* **EXERCISE PROMPT**: Locate all lines with the word "report". Copy them.
--- Start DATA RECORDS ---
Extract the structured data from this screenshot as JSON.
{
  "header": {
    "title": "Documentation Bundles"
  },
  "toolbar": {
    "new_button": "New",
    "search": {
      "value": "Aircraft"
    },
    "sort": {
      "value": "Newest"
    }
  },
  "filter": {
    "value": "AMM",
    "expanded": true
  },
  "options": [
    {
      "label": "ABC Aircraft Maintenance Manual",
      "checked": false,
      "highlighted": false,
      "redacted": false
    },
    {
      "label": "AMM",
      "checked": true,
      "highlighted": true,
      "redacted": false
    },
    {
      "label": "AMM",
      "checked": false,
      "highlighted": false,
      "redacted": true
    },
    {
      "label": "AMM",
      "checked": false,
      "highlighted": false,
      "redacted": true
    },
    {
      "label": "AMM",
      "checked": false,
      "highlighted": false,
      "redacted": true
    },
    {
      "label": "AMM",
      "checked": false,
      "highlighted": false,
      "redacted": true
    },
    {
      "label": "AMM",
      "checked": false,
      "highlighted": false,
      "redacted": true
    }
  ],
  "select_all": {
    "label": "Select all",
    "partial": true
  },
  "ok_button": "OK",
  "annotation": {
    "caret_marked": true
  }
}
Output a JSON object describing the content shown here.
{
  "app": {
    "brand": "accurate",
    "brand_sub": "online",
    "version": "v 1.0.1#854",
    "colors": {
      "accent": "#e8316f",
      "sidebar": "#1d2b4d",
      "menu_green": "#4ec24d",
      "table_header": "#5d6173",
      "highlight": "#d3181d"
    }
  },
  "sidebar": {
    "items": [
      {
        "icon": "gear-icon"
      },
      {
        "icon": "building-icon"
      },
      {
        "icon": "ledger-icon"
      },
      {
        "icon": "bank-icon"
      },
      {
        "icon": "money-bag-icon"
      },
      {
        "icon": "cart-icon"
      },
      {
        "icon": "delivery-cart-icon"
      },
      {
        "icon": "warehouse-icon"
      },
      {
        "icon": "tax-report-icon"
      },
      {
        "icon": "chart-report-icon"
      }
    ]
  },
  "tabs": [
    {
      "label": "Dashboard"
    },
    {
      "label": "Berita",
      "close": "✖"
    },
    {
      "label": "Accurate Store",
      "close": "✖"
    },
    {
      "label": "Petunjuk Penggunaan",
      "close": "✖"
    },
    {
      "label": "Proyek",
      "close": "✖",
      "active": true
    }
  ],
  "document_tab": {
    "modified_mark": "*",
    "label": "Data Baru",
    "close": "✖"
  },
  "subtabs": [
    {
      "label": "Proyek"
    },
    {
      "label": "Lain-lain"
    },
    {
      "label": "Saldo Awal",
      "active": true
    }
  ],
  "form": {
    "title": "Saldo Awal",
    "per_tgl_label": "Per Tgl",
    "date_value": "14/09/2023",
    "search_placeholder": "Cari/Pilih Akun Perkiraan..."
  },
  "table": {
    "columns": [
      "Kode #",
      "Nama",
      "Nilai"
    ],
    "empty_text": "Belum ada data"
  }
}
--- End DATA RECORDS ---
* **FINISHED ANSWER**:
        "icon": "tax-report-icon"
        "icon": "chart-report-icon"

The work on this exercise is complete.